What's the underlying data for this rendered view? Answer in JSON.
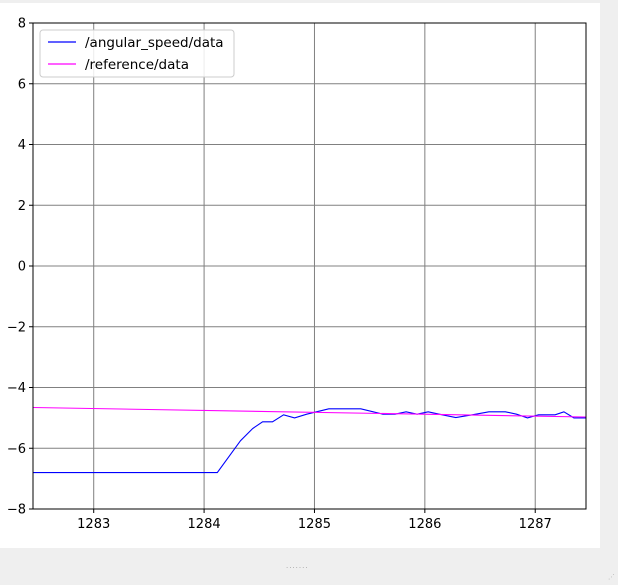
{
  "chart_data": {
    "type": "line",
    "title": "",
    "xlabel": "",
    "ylabel": "",
    "xlim": [
      1282.45,
      1287.46
    ],
    "ylim": [
      -8,
      8
    ],
    "xticks": [
      1283,
      1284,
      1285,
      1286,
      1287
    ],
    "yticks": [
      -8,
      -6,
      -4,
      -2,
      0,
      2,
      4,
      6,
      8
    ],
    "xtick_labels": [
      "1283",
      "1284",
      "1285",
      "1286",
      "1287"
    ],
    "ytick_labels": [
      "−8",
      "−6",
      "−4",
      "−2",
      "0",
      "2",
      "4",
      "6",
      "8"
    ],
    "grid": true,
    "legend_position": "top-left",
    "series": [
      {
        "name": "/angular_speed/data",
        "color": "#0000ff",
        "points": [
          [
            1282.45,
            -6.8
          ],
          [
            1284.12,
            -6.8
          ],
          [
            1284.23,
            -6.25
          ],
          [
            1284.33,
            -5.75
          ],
          [
            1284.44,
            -5.35
          ],
          [
            1284.53,
            -5.13
          ],
          [
            1284.62,
            -5.13
          ],
          [
            1284.72,
            -4.9
          ],
          [
            1284.82,
            -5.0
          ],
          [
            1284.93,
            -4.88
          ],
          [
            1285.13,
            -4.7
          ],
          [
            1285.42,
            -4.7
          ],
          [
            1285.62,
            -4.88
          ],
          [
            1285.73,
            -4.88
          ],
          [
            1285.83,
            -4.8
          ],
          [
            1285.93,
            -4.88
          ],
          [
            1286.03,
            -4.8
          ],
          [
            1286.13,
            -4.88
          ],
          [
            1286.28,
            -4.99
          ],
          [
            1286.43,
            -4.9
          ],
          [
            1286.58,
            -4.8
          ],
          [
            1286.73,
            -4.8
          ],
          [
            1286.83,
            -4.88
          ],
          [
            1286.93,
            -5.0
          ],
          [
            1287.03,
            -4.9
          ],
          [
            1287.18,
            -4.9
          ],
          [
            1287.26,
            -4.8
          ],
          [
            1287.35,
            -5.0
          ],
          [
            1287.46,
            -5.0
          ]
        ]
      },
      {
        "name": "/reference/data",
        "color": "#ff00ff",
        "points": [
          [
            1282.45,
            -4.66
          ],
          [
            1287.46,
            -4.97
          ]
        ]
      }
    ]
  }
}
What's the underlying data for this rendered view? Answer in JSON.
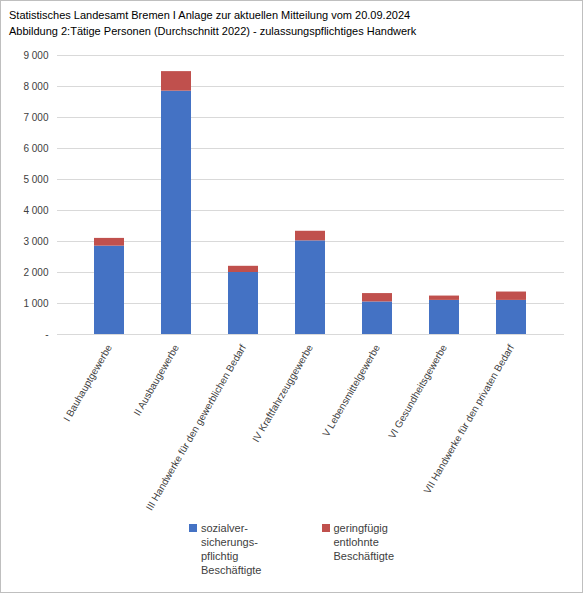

Short task: Write out each entry exactly as given, omitting any picture.

Expected answer:
What's the underlying data for this rendered view? Answer in JSON.
{
  "chart_data": {
    "type": "line",
    "title": "",
    "xlabel": "",
    "ylabel": "",
    "xlim": [
      1282.45,
      1287.46
    ],
    "ylim": [
      -8,
      8
    ],
    "xticks": [
      1283,
      1284,
      1285,
      1286,
      1287
    ],
    "yticks": [
      -8,
      -6,
      -4,
      -2,
      0,
      2,
      4,
      6,
      8
    ],
    "xtick_labels": [
      "1283",
      "1284",
      "1285",
      "1286",
      "1287"
    ],
    "ytick_labels": [
      "−8",
      "−6",
      "−4",
      "−2",
      "0",
      "2",
      "4",
      "6",
      "8"
    ],
    "grid": true,
    "legend_position": "top-left",
    "series": [
      {
        "name": "/angular_speed/data",
        "color": "#0000ff",
        "points": [
          [
            1282.45,
            -6.8
          ],
          [
            1284.12,
            -6.8
          ],
          [
            1284.23,
            -6.25
          ],
          [
            1284.33,
            -5.75
          ],
          [
            1284.44,
            -5.35
          ],
          [
            1284.53,
            -5.13
          ],
          [
            1284.62,
            -5.13
          ],
          [
            1284.72,
            -4.9
          ],
          [
            1284.82,
            -5.0
          ],
          [
            1284.93,
            -4.88
          ],
          [
            1285.13,
            -4.7
          ],
          [
            1285.42,
            -4.7
          ],
          [
            1285.62,
            -4.88
          ],
          [
            1285.73,
            -4.88
          ],
          [
            1285.83,
            -4.8
          ],
          [
            1285.93,
            -4.88
          ],
          [
            1286.03,
            -4.8
          ],
          [
            1286.13,
            -4.88
          ],
          [
            1286.28,
            -4.99
          ],
          [
            1286.43,
            -4.9
          ],
          [
            1286.58,
            -4.8
          ],
          [
            1286.73,
            -4.8
          ],
          [
            1286.83,
            -4.88
          ],
          [
            1286.93,
            -5.0
          ],
          [
            1287.03,
            -4.9
          ],
          [
            1287.18,
            -4.9
          ],
          [
            1287.26,
            -4.8
          ],
          [
            1287.35,
            -5.0
          ],
          [
            1287.46,
            -5.0
          ]
        ]
      },
      {
        "name": "/reference/data",
        "color": "#ff00ff",
        "points": [
          [
            1282.45,
            -4.66
          ],
          [
            1287.46,
            -4.97
          ]
        ]
      }
    ]
  }
}
What's the underlying data for this rendered view? Answer in JSON.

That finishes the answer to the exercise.